» **AIM OF THE EXERCISE**: Copy all records verbatim.
** BEGIN GIVEN INFORMATION **
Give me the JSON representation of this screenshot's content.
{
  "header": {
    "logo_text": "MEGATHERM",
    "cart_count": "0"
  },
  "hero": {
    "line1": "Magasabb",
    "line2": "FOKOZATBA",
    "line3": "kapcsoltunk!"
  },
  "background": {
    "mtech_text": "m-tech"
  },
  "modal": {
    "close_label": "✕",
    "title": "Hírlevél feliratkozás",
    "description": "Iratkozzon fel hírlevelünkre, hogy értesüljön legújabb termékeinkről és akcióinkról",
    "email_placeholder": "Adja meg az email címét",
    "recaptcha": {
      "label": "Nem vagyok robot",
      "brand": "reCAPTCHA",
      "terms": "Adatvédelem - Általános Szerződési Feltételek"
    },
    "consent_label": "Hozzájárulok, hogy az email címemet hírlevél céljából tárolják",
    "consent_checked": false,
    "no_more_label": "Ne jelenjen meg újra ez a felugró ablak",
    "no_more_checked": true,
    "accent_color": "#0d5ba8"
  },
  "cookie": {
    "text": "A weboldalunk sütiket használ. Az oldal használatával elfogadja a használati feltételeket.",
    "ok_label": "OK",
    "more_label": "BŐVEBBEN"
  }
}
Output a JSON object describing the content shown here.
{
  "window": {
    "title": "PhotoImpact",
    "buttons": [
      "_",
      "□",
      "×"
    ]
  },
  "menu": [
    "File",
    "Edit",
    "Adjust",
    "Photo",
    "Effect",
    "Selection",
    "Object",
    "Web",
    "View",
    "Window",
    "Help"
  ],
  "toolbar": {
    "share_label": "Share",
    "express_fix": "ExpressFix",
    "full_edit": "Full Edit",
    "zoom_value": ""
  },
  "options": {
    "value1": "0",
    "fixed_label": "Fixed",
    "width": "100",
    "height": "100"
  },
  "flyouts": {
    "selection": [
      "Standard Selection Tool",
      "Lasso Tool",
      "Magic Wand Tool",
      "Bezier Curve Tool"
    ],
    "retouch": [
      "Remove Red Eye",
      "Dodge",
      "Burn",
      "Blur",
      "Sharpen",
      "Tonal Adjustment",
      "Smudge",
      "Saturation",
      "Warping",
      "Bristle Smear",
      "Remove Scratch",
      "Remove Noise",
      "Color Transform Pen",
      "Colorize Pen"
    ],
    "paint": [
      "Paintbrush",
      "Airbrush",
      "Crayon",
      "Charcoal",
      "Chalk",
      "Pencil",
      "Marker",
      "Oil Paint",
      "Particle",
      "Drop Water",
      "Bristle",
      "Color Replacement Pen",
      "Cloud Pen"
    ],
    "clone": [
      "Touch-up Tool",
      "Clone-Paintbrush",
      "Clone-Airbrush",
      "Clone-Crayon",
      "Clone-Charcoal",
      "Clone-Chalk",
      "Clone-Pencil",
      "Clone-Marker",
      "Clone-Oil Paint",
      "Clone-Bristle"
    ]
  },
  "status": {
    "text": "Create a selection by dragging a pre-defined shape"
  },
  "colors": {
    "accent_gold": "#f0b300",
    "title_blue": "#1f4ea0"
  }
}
** END GIVEN INFORMATION **
» **THE COMPLETED TASK**:
Give me the JSON representation of this screenshot's content.
{
  "header": {
    "logo_text": "MEGATHERM",
    "cart_count": "0"
  },
  "hero": {
    "line1": "Magasabb",
    "line2": "FOKOZATBA",
    "line3": "kapcsoltunk!"
  },
  "background": {
    "mtech_text": "m-tech"
  },
  "modal": {
    "close_label": "✕",
    "title": "Hírlevél feliratkozás",
    "description": "Iratkozzon fel hírlevelünkre, hogy értesüljön legújabb termékeinkről és akcióinkról",
    "email_placeholder": "Adja meg az email címét",
    "recaptcha": {
      "label": "Nem vagyok robot",
      "brand": "reCAPTCHA",
      "terms": "Adatvédelem - Általános Szerződési Feltételek"
    },
    "consent_label": "Hozzájárulok, hogy az email címemet hírlevél céljából tárolják",
    "consent_checked": false,
    "no_more_label": "Ne jelenjen meg újra ez a felugró ablak",
    "no_more_checked": true,
    "accent_color": "#0d5ba8"
  },
  "cookie": {
    "text": "A weboldalunk sütiket használ. Az oldal használatával elfogadja a használati feltételeket.",
    "ok_label": "OK",
    "more_label": "BŐVEBBEN"
  }
}
Output a JSON object describing the content shown here.
{
  "window": {
    "title": "PhotoImpact",
    "buttons": [
      "_",
      "□",
      "×"
    ]
  },
  "menu": [
    "File",
    "Edit",
    "Adjust",
    "Photo",
    "Effect",
    "Selection",
    "Object",
    "Web",
    "View",
    "Window",
    "Help"
  ],
  "toolbar": {
    "share_label": "Share",
    "express_fix": "ExpressFix",
    "full_edit": "Full Edit",
    "zoom_value": ""
  },
  "options": {
    "value1": "0",
    "fixed_label": "Fixed",
    "width": "100",
    "height": "100"
  },
  "flyouts": {
    "selection": [
      "Standard Selection Tool",
      "Lasso Tool",
      "Magic Wand Tool",
      "Bezier Curve Tool"
    ],
    "retouch": [
      "Remove Red Eye",
      "Dodge",
      "Burn",
      "Blur",
      "Sharpen",
      "Tonal Adjustment",
      "Smudge",
      "Saturation",
      "Warping",
      "Bristle Smear",
      "Remove Scratch",
      "Remove Noise",
      "Color Transform Pen",
      "Colorize Pen"
    ],
    "paint": [
      "Paintbrush",
      "Airbrush",
      "Crayon",
      "Charcoal",
      "Chalk",
      "Pencil",
      "Marker",
      "Oil Paint",
      "Particle",
      "Drop Water",
      "Bristle",
      "Color Replacement Pen",
      "Cloud Pen"
    ],
    "clone": [
      "Touch-up Tool",
      "Clone-Paintbrush",
      "Clone-Airbrush",
      "Clone-Crayon",
      "Clone-Charcoal",
      "Clone-Chalk",
      "Clone-Pencil",
      "Clone-Marker",
      "Clone-Oil Paint",
      "Clone-Bristle"
    ]
  },
  "status": {
    "text": "Create a selection by dragging a pre-defined shape"
  },
  "colors": {
    "accent_gold": "#f0b300",
    "title_blue": "#1f4ea0"
  }
}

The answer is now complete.